Requirements: Please list all lines of the material below in which the string "hiện" occurs.

(Data entries)
##########

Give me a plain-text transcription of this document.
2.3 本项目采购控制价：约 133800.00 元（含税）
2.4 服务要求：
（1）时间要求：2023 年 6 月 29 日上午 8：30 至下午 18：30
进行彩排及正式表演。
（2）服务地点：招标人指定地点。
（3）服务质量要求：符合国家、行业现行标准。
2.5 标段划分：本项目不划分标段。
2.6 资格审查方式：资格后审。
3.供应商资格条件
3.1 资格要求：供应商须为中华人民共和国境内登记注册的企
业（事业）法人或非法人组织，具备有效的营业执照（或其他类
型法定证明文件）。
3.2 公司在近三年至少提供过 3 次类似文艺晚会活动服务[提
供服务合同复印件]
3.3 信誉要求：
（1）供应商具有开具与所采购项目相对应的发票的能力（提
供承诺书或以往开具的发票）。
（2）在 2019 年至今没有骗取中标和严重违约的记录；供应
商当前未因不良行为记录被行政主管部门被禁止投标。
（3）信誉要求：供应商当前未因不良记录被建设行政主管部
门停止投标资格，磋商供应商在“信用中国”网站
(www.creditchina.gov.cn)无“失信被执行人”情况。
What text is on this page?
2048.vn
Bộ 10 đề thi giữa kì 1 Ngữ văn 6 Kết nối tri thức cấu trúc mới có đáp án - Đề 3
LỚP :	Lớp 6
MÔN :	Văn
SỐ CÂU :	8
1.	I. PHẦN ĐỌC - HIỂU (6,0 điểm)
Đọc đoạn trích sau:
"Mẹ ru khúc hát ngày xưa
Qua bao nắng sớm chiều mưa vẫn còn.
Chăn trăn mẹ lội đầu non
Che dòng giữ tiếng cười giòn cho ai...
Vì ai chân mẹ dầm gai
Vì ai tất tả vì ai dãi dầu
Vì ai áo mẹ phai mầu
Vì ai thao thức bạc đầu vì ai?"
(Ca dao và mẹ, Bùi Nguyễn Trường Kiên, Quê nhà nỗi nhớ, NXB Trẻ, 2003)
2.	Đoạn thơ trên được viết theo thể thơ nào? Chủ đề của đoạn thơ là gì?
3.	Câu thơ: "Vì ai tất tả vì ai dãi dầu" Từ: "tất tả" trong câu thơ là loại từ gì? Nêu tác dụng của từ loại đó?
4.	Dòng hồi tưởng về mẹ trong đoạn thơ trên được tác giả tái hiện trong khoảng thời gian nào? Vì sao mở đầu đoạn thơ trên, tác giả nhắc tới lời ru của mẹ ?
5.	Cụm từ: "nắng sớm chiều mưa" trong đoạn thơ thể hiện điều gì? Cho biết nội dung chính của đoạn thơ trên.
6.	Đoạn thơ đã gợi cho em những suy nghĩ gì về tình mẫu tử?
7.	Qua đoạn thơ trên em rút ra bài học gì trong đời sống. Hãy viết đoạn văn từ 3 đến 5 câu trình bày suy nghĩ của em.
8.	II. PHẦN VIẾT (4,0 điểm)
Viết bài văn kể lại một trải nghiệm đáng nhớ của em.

##########

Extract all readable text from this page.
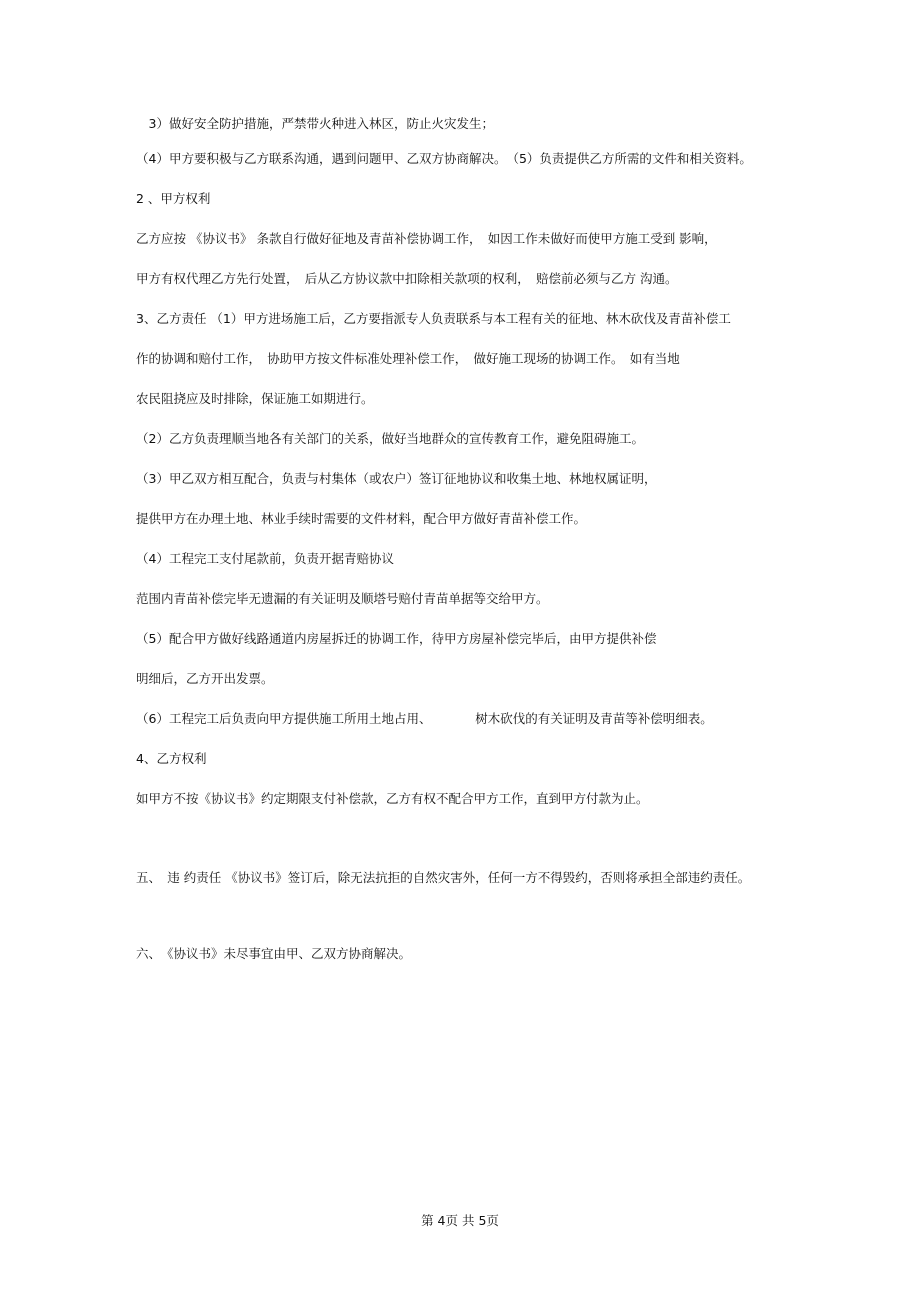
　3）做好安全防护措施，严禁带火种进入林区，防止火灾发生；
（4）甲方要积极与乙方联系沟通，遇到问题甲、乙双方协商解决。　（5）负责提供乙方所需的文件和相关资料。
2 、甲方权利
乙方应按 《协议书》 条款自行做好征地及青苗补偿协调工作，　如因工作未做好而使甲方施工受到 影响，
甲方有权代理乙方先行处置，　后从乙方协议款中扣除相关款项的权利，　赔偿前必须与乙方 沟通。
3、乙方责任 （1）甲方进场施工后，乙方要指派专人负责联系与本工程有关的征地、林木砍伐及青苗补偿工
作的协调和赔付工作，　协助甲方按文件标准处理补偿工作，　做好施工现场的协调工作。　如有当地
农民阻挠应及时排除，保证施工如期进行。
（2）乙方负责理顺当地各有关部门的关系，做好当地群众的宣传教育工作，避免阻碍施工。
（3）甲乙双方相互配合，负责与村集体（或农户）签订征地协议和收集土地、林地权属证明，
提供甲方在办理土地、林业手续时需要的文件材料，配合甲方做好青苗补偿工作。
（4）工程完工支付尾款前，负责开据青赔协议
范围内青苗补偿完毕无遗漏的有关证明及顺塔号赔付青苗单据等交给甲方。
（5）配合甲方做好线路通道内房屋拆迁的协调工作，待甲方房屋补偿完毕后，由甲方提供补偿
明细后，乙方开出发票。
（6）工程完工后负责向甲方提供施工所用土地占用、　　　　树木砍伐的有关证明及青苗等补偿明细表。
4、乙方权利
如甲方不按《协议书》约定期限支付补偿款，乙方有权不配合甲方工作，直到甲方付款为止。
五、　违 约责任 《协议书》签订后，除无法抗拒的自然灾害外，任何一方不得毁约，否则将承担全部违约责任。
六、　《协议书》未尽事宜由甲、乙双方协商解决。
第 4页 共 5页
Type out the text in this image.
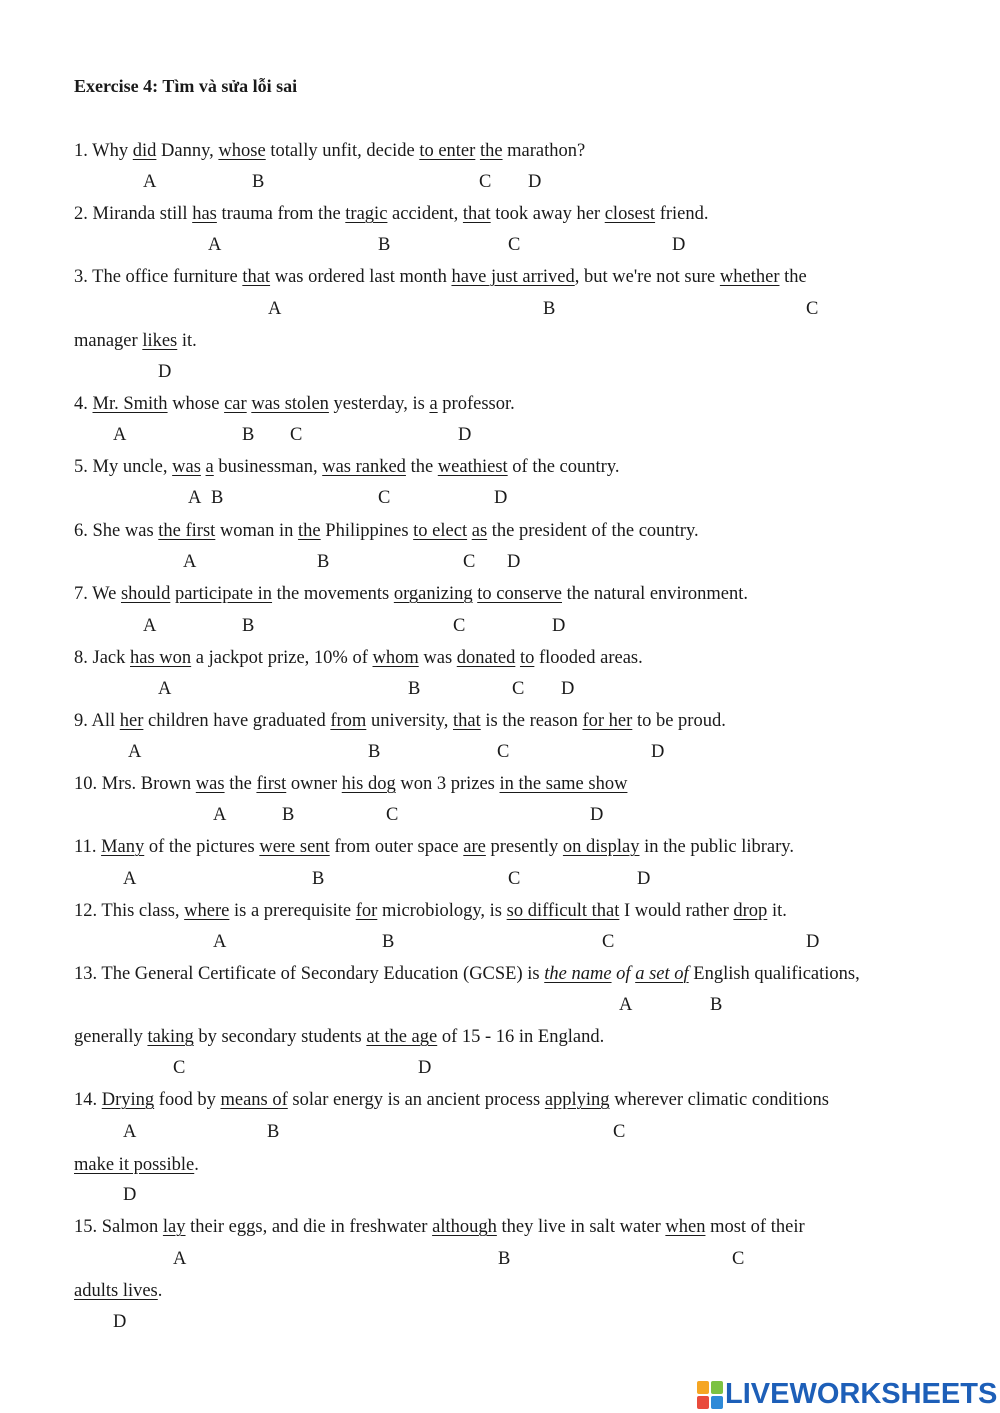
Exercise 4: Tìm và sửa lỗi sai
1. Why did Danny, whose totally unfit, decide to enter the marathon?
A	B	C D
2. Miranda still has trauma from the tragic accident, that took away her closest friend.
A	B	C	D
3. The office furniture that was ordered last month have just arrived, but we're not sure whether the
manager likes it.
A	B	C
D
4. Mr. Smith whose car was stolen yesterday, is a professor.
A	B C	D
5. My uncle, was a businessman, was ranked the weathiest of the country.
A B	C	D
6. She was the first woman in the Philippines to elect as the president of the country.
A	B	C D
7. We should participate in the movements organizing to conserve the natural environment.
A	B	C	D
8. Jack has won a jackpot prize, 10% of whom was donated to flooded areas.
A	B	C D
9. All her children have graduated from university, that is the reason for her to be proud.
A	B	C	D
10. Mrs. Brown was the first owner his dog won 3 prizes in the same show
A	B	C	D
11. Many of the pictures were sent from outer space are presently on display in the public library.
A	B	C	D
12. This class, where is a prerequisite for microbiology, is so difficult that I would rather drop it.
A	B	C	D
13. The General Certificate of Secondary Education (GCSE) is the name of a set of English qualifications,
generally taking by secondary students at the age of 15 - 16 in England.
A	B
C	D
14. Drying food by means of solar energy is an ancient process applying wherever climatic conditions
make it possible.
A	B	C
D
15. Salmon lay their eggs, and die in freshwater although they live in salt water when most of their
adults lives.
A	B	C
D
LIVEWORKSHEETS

##########

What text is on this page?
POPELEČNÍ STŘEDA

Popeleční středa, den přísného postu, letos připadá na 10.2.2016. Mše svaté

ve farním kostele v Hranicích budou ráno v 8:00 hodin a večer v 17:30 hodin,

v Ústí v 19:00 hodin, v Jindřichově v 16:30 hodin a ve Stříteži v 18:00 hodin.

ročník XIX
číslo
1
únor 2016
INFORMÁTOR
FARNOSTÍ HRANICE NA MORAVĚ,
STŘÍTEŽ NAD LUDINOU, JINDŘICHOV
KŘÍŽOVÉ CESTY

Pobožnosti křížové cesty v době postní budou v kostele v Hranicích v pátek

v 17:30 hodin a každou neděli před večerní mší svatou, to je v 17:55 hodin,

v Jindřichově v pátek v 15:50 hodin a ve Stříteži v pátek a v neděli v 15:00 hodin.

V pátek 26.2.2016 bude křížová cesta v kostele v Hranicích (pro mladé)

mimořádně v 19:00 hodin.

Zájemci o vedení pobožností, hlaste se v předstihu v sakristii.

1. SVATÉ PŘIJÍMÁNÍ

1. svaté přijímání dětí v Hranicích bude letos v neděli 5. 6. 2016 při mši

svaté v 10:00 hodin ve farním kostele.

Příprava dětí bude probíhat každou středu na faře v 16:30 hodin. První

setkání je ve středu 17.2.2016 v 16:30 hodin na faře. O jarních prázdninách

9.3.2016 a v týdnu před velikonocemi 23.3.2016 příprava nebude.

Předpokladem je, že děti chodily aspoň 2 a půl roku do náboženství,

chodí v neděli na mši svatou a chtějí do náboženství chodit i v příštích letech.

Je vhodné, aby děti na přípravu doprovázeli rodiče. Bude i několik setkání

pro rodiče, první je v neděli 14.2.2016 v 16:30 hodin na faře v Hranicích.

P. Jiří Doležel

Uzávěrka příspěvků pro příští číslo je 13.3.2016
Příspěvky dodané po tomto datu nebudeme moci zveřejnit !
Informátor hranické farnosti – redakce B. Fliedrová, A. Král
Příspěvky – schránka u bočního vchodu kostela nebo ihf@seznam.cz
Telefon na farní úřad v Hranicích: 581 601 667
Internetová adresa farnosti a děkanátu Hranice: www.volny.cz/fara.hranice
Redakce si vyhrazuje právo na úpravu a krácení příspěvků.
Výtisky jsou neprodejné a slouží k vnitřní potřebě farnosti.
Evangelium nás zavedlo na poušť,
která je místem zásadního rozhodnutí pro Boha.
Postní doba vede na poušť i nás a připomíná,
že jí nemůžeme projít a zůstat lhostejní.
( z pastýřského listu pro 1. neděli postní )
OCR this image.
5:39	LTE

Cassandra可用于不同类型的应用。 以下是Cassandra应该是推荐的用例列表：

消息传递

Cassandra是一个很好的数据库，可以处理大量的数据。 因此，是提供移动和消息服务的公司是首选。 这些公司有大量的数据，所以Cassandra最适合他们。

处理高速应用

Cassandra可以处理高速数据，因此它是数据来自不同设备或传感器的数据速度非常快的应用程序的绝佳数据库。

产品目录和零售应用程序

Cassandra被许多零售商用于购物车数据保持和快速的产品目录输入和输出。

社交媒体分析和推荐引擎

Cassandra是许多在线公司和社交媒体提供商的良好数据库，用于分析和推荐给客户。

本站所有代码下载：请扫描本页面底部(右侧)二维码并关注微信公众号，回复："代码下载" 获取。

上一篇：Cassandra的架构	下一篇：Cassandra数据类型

##########

Output:
4.	Dòng hồi tưởng về mẹ trong đoạn thơ trên được tác giả tái hiện trong khoảng thời gian nào? Vì sao mở đầu đoạn thơ trên, tác giả nhắc tới lời ru của mẹ ?
5.	Cụm từ: "nắng sớm chiều mưa" trong đoạn thơ thể hiện điều gì? Cho biết nội dung chính của đoạn thơ trên.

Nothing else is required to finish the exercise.